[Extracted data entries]
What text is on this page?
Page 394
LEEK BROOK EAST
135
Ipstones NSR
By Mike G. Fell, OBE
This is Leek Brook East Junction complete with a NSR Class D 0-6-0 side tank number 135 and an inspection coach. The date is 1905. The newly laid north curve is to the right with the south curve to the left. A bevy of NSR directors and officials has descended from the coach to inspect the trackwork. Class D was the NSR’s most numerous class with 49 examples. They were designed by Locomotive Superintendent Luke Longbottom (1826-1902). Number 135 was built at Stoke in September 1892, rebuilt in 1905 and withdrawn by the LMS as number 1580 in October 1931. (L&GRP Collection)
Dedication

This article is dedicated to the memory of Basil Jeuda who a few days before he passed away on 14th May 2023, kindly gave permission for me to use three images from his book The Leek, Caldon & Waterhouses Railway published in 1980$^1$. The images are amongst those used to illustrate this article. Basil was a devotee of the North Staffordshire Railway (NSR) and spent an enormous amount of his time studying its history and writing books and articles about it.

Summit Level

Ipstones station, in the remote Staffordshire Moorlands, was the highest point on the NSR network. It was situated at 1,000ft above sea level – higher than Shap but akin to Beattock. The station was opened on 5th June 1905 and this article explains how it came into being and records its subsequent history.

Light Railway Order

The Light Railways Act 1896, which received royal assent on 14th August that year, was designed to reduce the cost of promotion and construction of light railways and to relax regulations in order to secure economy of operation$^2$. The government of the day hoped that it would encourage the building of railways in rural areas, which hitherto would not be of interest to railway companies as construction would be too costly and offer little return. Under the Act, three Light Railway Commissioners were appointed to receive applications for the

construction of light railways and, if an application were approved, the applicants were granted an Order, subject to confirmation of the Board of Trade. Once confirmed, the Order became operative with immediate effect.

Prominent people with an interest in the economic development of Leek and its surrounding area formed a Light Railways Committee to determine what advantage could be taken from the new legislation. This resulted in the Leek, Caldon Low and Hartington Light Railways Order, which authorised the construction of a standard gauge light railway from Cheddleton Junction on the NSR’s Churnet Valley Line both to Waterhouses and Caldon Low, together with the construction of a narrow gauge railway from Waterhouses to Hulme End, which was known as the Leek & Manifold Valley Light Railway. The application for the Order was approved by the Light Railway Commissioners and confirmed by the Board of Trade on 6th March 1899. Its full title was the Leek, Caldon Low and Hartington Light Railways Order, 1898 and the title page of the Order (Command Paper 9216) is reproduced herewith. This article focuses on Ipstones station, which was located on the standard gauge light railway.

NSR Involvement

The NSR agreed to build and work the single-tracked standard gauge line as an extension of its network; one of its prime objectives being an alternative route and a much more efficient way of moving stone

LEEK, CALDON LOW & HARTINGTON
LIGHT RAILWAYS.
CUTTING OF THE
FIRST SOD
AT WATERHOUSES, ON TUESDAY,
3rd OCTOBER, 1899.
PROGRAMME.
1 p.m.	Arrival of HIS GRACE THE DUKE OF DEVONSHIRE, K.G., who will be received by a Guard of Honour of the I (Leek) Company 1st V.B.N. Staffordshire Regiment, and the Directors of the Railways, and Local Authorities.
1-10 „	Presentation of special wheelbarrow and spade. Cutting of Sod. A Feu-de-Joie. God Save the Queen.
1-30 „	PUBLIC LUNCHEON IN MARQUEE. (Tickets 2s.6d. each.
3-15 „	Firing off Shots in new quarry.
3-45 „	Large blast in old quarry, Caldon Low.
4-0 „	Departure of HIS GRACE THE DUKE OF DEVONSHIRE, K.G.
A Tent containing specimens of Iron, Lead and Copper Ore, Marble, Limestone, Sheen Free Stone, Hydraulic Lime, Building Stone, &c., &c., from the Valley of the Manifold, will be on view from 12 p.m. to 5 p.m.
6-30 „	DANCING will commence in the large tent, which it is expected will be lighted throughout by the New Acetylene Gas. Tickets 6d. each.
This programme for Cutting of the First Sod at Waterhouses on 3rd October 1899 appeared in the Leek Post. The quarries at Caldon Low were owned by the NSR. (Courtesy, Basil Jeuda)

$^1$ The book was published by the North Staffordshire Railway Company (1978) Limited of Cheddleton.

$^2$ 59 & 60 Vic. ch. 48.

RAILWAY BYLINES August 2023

→ **SHORT PROBLEM**
Set out the complete listing exactly as shown.

→ **EXERCISE SOLUTION**
What text is on this page?
Page 394
LEEK BROOK EAST
135
Ipstones NSR
By Mike G. Fell, OBE
This is Leek Brook East Junction complete with a NSR Class D 0-6-0 side tank number 135 and an inspection coach. The date is 1905. The newly laid north curve is to the right with the south curve to the left. A bevy of NSR directors and officials has descended from the coach to inspect the trackwork. Class D was the NSR’s most numerous class with 49 examples. They were designed by Locomotive Superintendent Luke Longbottom (1826-1902). Number 135 was built at Stoke in September 1892, rebuilt in 1905 and withdrawn by the LMS as number 1580 in October 1931. (L&GRP Collection)
Dedication

This article is dedicated to the memory of Basil Jeuda who a few days before he passed away on 14th May 2023, kindly gave permission for me to use three images from his book The Leek, Caldon & Waterhouses Railway published in 1980$^1$. The images are amongst those used to illustrate this article. Basil was a devotee of the North Staffordshire Railway (NSR) and spent an enormous amount of his time studying its history and writing books and articles about it.

Summit Level

Ipstones station, in the remote Staffordshire Moorlands, was the highest point on the NSR network. It was situated at 1,000ft above sea level – higher than Shap but akin to Beattock. The station was opened on 5th June 1905 and this article explains how it came into being and records its subsequent history.

Light Railway Order

The Light Railways Act 1896, which received royal assent on 14th August that year, was designed to reduce the cost of promotion and construction of light railways and to relax regulations in order to secure economy of operation$^2$. The government of the day hoped that it would encourage the building of railways in rural areas, which hitherto would not be of interest to railway companies as construction would be too costly and offer little return. Under the Act, three Light Railway Commissioners were appointed to receive applications for the

construction of light railways and, if an application were approved, the applicants were granted an Order, subject to confirmation of the Board of Trade. Once confirmed, the Order became operative with immediate effect.

Prominent people with an interest in the economic development of Leek and its surrounding area formed a Light Railways Committee to determine what advantage could be taken from the new legislation. This resulted in the Leek, Caldon Low and Hartington Light Railways Order, which authorised the construction of a standard gauge light railway from Cheddleton Junction on the NSR’s Churnet Valley Line both to Waterhouses and Caldon Low, together with the construction of a narrow gauge railway from Waterhouses to Hulme End, which was known as the Leek & Manifold Valley Light Railway. The application for the Order was approved by the Light Railway Commissioners and confirmed by the Board of Trade on 6th March 1899. Its full title was the Leek, Caldon Low and Hartington Light Railways Order, 1898 and the title page of the Order (Command Paper 9216) is reproduced herewith. This article focuses on Ipstones station, which was located on the standard gauge light railway.

NSR Involvement

The NSR agreed to build and work the single-tracked standard gauge line as an extension of its network; one of its prime objectives being an alternative route and a much more efficient way of moving stone

LEEK, CALDON LOW & HARTINGTON
LIGHT RAILWAYS.
CUTTING OF THE
FIRST SOD
AT WATERHOUSES, ON TUESDAY,
3rd OCTOBER, 1899.
PROGRAMME.
1 p.m.	Arrival of HIS GRACE THE DUKE OF DEVONSHIRE, K.G., who will be received by a Guard of Honour of the I (Leek) Company 1st V.B.N. Staffordshire Regiment, and the Directors of the Railways, and Local Authorities.
1-10 „	Presentation of special wheelbarrow and spade. Cutting of Sod. A Feu-de-Joie. God Save the Queen.
1-30 „	PUBLIC LUNCHEON IN MARQUEE. (Tickets 2s.6d. each.
3-15 „	Firing off Shots in new quarry.
3-45 „	Large blast in old quarry, Caldon Low.
4-0 „	Departure of HIS GRACE THE DUKE OF DEVONSHIRE, K.G.
A Tent containing specimens of Iron, Lead and Copper Ore, Marble, Limestone, Sheen Free Stone, Hydraulic Lime, Building Stone, &c., &c., from the Valley of the Manifold, will be on view from 12 p.m. to 5 p.m.
6-30 „	DANCING will commence in the large tent, which it is expected will be lighted throughout by the New Acetylene Gas. Tickets 6d. each.
This programme for Cutting of the First Sod at Waterhouses on 3rd October 1899 appeared in the Leek Post. The quarries at Caldon Low were owned by the NSR. (Courtesy, Basil Jeuda)

$^1$ The book was published by the North Staffordshire Railway Company (1978) Limited of Cheddleton.

$^2$ 59 & 60 Vic. ch. 48.

RAILWAY BYLINES August 2023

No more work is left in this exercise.